* Start Excerpted records *

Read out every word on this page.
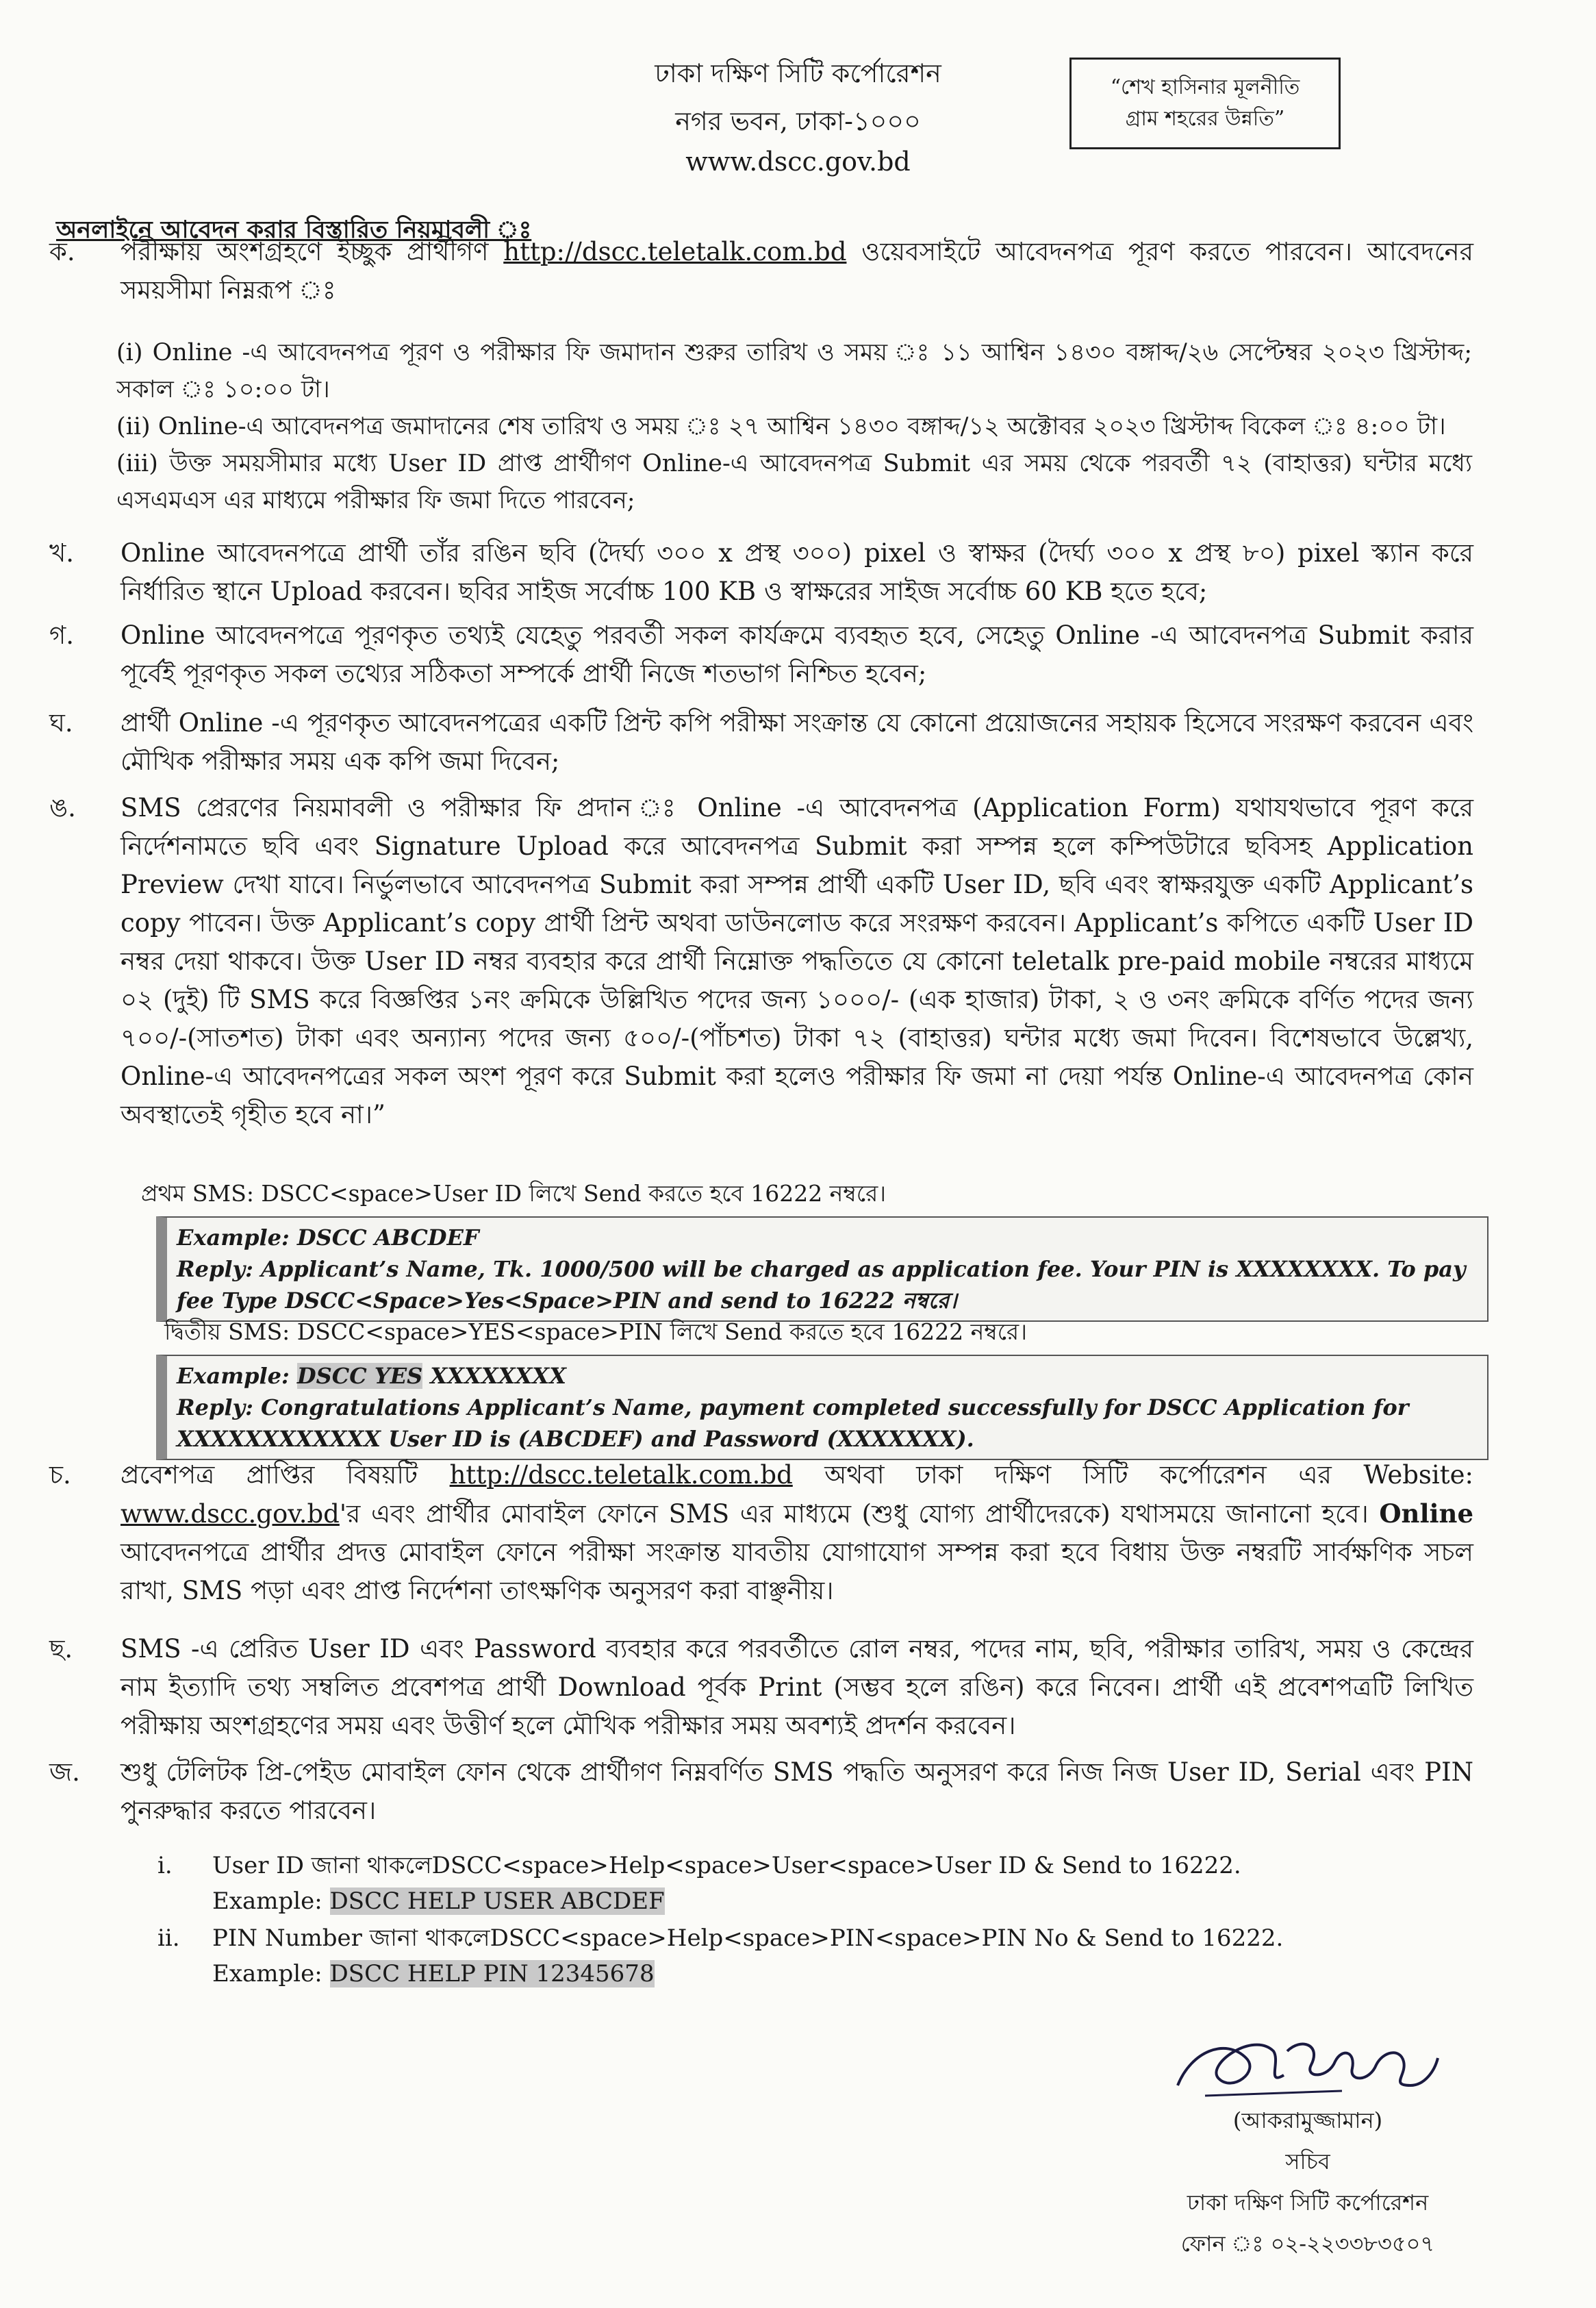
ঢাকা দক্ষিণ সিটি কর্পোরেশন
নগর ভবন, ঢাকা-১০০০
www.dscc.gov.bd
“শেখ হাসিনার মূলনীতি
গ্রাম শহরের উন্নতি”
অনলাইনে আবেদন করার বিস্তারিত নিয়মাবলী ঃ
ক.	পরীক্ষায় অংশগ্রহণে ইচ্ছুক প্রার্থীগণ http://dscc.teletalk.com.bd ওয়েবসাইটে আবেদনপত্র পূরণ করতে পারবেন। আবেদনের সময়সীমা নিম্নরূপ ঃ
(i) Online -এ আবেদনপত্র পূরণ ও পরীক্ষার ফি জমাদান শুরুর তারিখ ও সময় ঃ ১১ আশ্বিন ১৪৩০ বঙ্গাব্দ/২৬ সেপ্টেম্বর ২০২৩ খ্রিস্টাব্দ; সকাল ঃ ১০:০০ টা।
(ii) Online-এ আবেদনপত্র জমাদানের শেষ তারিখ ও সময় ঃ ২৭ আশ্বিন ১৪৩০ বঙ্গাব্দ/১২ অক্টোবর ২০২৩ খ্রিস্টাব্দ বিকেল ঃ ৪:০০ টা।
(iii) উক্ত সময়সীমার মধ্যে User ID প্রাপ্ত প্রার্থীগণ Online-এ আবেদনপত্র Submit এর সময় থেকে পরবর্তী ৭২ (বাহাত্তর) ঘন্টার মধ্যে এসএমএস এর মাধ্যমে পরীক্ষার ফি জমা দিতে পারবেন;
খ.	Online আবেদনপত্রে প্রার্থী তাঁর রঙিন ছবি (দৈর্ঘ্য ৩০০ x প্রস্থ ৩০০) pixel ও স্বাক্ষর (দৈর্ঘ্য ৩০০ x প্রস্থ ৮০) pixel স্ক্যান করে নির্ধারিত স্থানে Upload করবেন। ছবির সাইজ সর্বোচ্চ 100 KB ও স্বাক্ষরের সাইজ সর্বোচ্চ 60 KB হতে হবে;
গ.	Online আবেদনপত্রে পূরণকৃত তথ্যই যেহেতু পরবর্তী সকল কার্যক্রমে ব্যবহৃত হবে, সেহেতু Online -এ আবেদনপত্র Submit করার পূর্বেই পূরণকৃত সকল তথ্যের সঠিকতা সম্পর্কে প্রার্থী নিজে শতভাগ নিশ্চিত হবেন;
ঘ.	প্রার্থী Online -এ পূরণকৃত আবেদনপত্রের একটি প্রিন্ট কপি পরীক্ষা সংক্রান্ত যে কোনো প্রয়োজনের সহায়ক হিসেবে সংরক্ষণ করবেন এবং মৌখিক পরীক্ষার সময় এক কপি জমা দিবেন;
ঙ.	SMS প্রেরণের নিয়মাবলী ও পরীক্ষার ফি প্রদান ঃ Online -এ আবেদনপত্র (Application Form) যথাযথভাবে পূরণ করে নির্দেশনামতে ছবি এবং Signature Upload করে আবেদনপত্র Submit করা সম্পন্ন হলে কম্পিউটারে ছবিসহ Application Preview দেখা যাবে। নির্ভুলভাবে আবেদনপত্র Submit করা সম্পন্ন প্রার্থী একটি User ID, ছবি এবং স্বাক্ষরযুক্ত একটি Applicant’s copy পাবেন। উক্ত Applicant’s copy প্রার্থী প্রিন্ট অথবা ডাউনলোড করে সংরক্ষণ করবেন। Applicant’s কপিতে একটি User ID নম্বর দেয়া থাকবে। উক্ত User ID নম্বর ব্যবহার করে প্রার্থী নিম্নোক্ত পদ্ধতিতে যে কোনো teletalk pre-paid mobile নম্বরের মাধ্যমে ০২ (দুই) টি SMS করে বিজ্ঞপ্তির ১নং ক্রমিকে উল্লিখিত পদের জন্য ১০০০/- (এক হাজার) টাকা, ২ ও ৩নং ক্রমিকে বর্ণিত পদের জন্য ৭০০/-(সাতশত) টাকা এবং অন্যান্য পদের জন্য ৫০০/-(পাঁচশত) টাকা ৭২ (বাহাত্তর) ঘন্টার মধ্যে জমা দিবেন। বিশেষভাবে উল্লেখ্য, Online-এ আবেদনপত্রের সকল অংশ পূরণ করে Submit করা হলেও পরীক্ষার ফি জমা না দেয়া পর্যন্ত Online-এ আবেদনপত্র কোন অবস্থাতেই গৃহীত হবে না।”
প্রথম SMS: DSCC<space>User ID লিখে Send করতে হবে 16222 নম্বরে।
Example: DSCC ABCDEF
Reply: Applicant’s Name, Tk. 1000/500 will be charged as application fee. Your PIN is XXXXXXXX. To pay fee Type DSCC<Space>Yes<Space>PIN and send to 16222 নম্বরে।
দ্বিতীয় SMS: DSCC<space>YES<space>PIN লিখে Send করতে হবে 16222 নম্বরে।
Example: DSCC YES XXXXXXXX
Reply: Congratulations Applicant’s Name, payment completed successfully for DSCC Application for XXXXXXXXXXXX User ID is (ABCDEF) and Password (XXXXXXX).
চ.	প্রবেশপত্র প্রাপ্তির বিষয়টি http://dscc.teletalk.com.bd অথবা ঢাকা দক্ষিণ সিটি কর্পোরেশন এর Website: www.dscc.gov.bd'র এবং প্রার্থীর মোবাইল ফোনে SMS এর মাধ্যমে (শুধু যোগ্য প্রার্থীদেরকে) যথাসময়ে জানানো হবে। Online আবেদনপত্রে প্রার্থীর প্রদত্ত মোবাইল ফোনে পরীক্ষা সংক্রান্ত যাবতীয় যোগাযোগ সম্পন্ন করা হবে বিধায় উক্ত নম্বরটি সার্বক্ষণিক সচল রাখা, SMS পড়া এবং প্রাপ্ত নির্দেশনা তাৎক্ষণিক অনুসরণ করা বাঞ্ছনীয়।
ছ.	SMS -এ প্রেরিত User ID এবং Password ব্যবহার করে পরবর্তীতে রোল নম্বর, পদের নাম, ছবি, পরীক্ষার তারিখ, সময় ও কেন্দ্রের নাম ইত্যাদি তথ্য সম্বলিত প্রবেশপত্র প্রার্থী Download পূর্বক Print (সম্ভব হলে রঙিন) করে নিবেন। প্রার্থী এই প্রবেশপত্রটি লিখিত পরীক্ষায় অংশগ্রহণের সময় এবং উত্তীর্ণ হলে মৌখিক পরীক্ষার সময় অবশ্যই প্রদর্শন করবেন।
জ.	শুধু টেলিটক প্রি-পেইড মোবাইল ফোন থেকে প্রার্থীগণ নিম্নবর্ণিত SMS পদ্ধতি অনুসরণ করে নিজ নিজ User ID, Serial এবং PIN পুনরুদ্ধার করতে পারবেন।
i. User ID জানা থাকলেDSCC<space>Help<space>User<space>User ID & Send to 16222.
Example: DSCC HELP USER ABCDEF
ii. PIN Number জানা থাকলেDSCC<space>Help<space>PIN<space>PIN No & Send to 16222.
Example: DSCC HELP PIN 12345678
(আকরামুজ্জামান)
সচিব
ঢাকা দক্ষিণ সিটি কর্পোরেশন
ফোন ঃ ০২-২২৩৩৮৩৫০৭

* End Excerpted records *

- _What the task requires_: Each line in the entries above that includes the string "Example" should be extracted.

- _Solution for this exercise_:
Example: DSCC ABCDEF
Example: DSCC YES XXXXXXXX
Example: DSCC HELP USER ABCDEF
Example: DSCC HELP PIN 12345678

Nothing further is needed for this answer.